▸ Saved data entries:
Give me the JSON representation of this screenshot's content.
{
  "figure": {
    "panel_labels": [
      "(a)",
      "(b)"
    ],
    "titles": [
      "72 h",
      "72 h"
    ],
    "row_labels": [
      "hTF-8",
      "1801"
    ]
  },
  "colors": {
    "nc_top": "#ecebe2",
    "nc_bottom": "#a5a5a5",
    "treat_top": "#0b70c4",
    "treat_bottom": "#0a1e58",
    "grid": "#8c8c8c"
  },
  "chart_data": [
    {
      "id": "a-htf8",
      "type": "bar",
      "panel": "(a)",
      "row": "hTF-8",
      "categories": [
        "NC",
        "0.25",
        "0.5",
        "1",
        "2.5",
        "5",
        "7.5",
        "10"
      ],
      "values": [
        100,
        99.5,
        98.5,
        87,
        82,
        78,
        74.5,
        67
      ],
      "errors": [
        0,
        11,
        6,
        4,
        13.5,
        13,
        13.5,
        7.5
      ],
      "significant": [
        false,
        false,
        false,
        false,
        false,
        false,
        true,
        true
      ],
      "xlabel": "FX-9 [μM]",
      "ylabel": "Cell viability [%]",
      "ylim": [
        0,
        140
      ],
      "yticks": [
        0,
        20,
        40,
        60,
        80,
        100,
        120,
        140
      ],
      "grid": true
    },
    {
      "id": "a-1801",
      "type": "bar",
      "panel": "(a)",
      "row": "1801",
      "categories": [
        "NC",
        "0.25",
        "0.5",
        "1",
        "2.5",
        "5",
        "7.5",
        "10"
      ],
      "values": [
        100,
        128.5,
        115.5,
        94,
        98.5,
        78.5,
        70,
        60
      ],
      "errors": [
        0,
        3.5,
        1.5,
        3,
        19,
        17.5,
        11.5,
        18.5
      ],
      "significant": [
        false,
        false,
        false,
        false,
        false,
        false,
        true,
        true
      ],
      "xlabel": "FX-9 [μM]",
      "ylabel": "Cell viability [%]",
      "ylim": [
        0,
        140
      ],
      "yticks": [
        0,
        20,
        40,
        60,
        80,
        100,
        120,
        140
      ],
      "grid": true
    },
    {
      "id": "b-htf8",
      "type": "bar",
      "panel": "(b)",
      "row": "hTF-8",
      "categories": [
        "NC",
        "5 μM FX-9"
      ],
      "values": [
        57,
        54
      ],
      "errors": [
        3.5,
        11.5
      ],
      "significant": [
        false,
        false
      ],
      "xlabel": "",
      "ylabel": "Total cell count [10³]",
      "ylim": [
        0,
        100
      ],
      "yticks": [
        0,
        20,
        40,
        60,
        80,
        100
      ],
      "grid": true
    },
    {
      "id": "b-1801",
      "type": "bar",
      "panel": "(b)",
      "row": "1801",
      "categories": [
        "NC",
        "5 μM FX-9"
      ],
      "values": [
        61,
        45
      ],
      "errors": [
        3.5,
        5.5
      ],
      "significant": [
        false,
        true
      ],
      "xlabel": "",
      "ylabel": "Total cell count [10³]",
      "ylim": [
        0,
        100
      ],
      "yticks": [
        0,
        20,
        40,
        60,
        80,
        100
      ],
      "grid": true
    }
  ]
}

▸ Problem to work on:
Each line of the material should be duplicated exactly, please.

▸ Result for this task:
Give me the JSON representation of this screenshot's content.
{
  "figure": {
    "panel_labels": [
      "(a)",
      "(b)"
    ],
    "titles": [
      "72 h",
      "72 h"
    ],
    "row_labels": [
      "hTF-8",
      "1801"
    ]
  },
  "colors": {
    "nc_top": "#ecebe2",
    "nc_bottom": "#a5a5a5",
    "treat_top": "#0b70c4",
    "treat_bottom": "#0a1e58",
    "grid": "#8c8c8c"
  },
  "chart_data": [
    {
      "id": "a-htf8",
      "type": "bar",
      "panel": "(a)",
      "row": "hTF-8",
      "categories": [
        "NC",
        "0.25",
        "0.5",
        "1",
        "2.5",
        "5",
        "7.5",
        "10"
      ],
      "values": [
        100,
        99.5,
        98.5,
        87,
        82,
        78,
        74.5,
        67
      ],
      "errors": [
        0,
        11,
        6,
        4,
        13.5,
        13,
        13.5,
        7.5
      ],
      "significant": [
        false,
        false,
        false,
        false,
        false,
        false,
        true,
        true
      ],
      "xlabel": "FX-9 [μM]",
      "ylabel": "Cell viability [%]",
      "ylim": [
        0,
        140
      ],
      "yticks": [
        0,
        20,
        40,
        60,
        80,
        100,
        120,
        140
      ],
      "grid": true
    },
    {
      "id": "a-1801",
      "type": "bar",
      "panel": "(a)",
      "row": "1801",
      "categories": [
        "NC",
        "0.25",
        "0.5",
        "1",
        "2.5",
        "5",
        "7.5",
        "10"
      ],
      "values": [
        100,
        128.5,
        115.5,
        94,
        98.5,
        78.5,
        70,
        60
      ],
      "errors": [
        0,
        3.5,
        1.5,
        3,
        19,
        17.5,
        11.5,
        18.5
      ],
      "significant": [
        false,
        false,
        false,
        false,
        false,
        false,
        true,
        true
      ],
      "xlabel": "FX-9 [μM]",
      "ylabel": "Cell viability [%]",
      "ylim": [
        0,
        140
      ],
      "yticks": [
        0,
        20,
        40,
        60,
        80,
        100,
        120,
        140
      ],
      "grid": true
    },
    {
      "id": "b-htf8",
      "type": "bar",
      "panel": "(b)",
      "row": "hTF-8",
      "categories": [
        "NC",
        "5 μM FX-9"
      ],
      "values": [
        57,
        54
      ],
      "errors": [
        3.5,
        11.5
      ],
      "significant": [
        false,
        false
      ],
      "xlabel": "",
      "ylabel": "Total cell count [10³]",
      "ylim": [
        0,
        100
      ],
      "yticks": [
        0,
        20,
        40,
        60,
        80,
        100
      ],
      "grid": true
    },
    {
      "id": "b-1801",
      "type": "bar",
      "panel": "(b)",
      "row": "1801",
      "categories": [
        "NC",
        "5 μM FX-9"
      ],
      "values": [
        61,
        45
      ],
      "errors": [
        3.5,
        5.5
      ],
      "significant": [
        false,
        true
      ],
      "xlabel": "",
      "ylabel": "Total cell count [10³]",
      "ylim": [
        0,
        100
      ],
      "yticks": [
        0,
        20,
        40,
        60,
        80,
        100
      ],
      "grid": true
    }
  ]
}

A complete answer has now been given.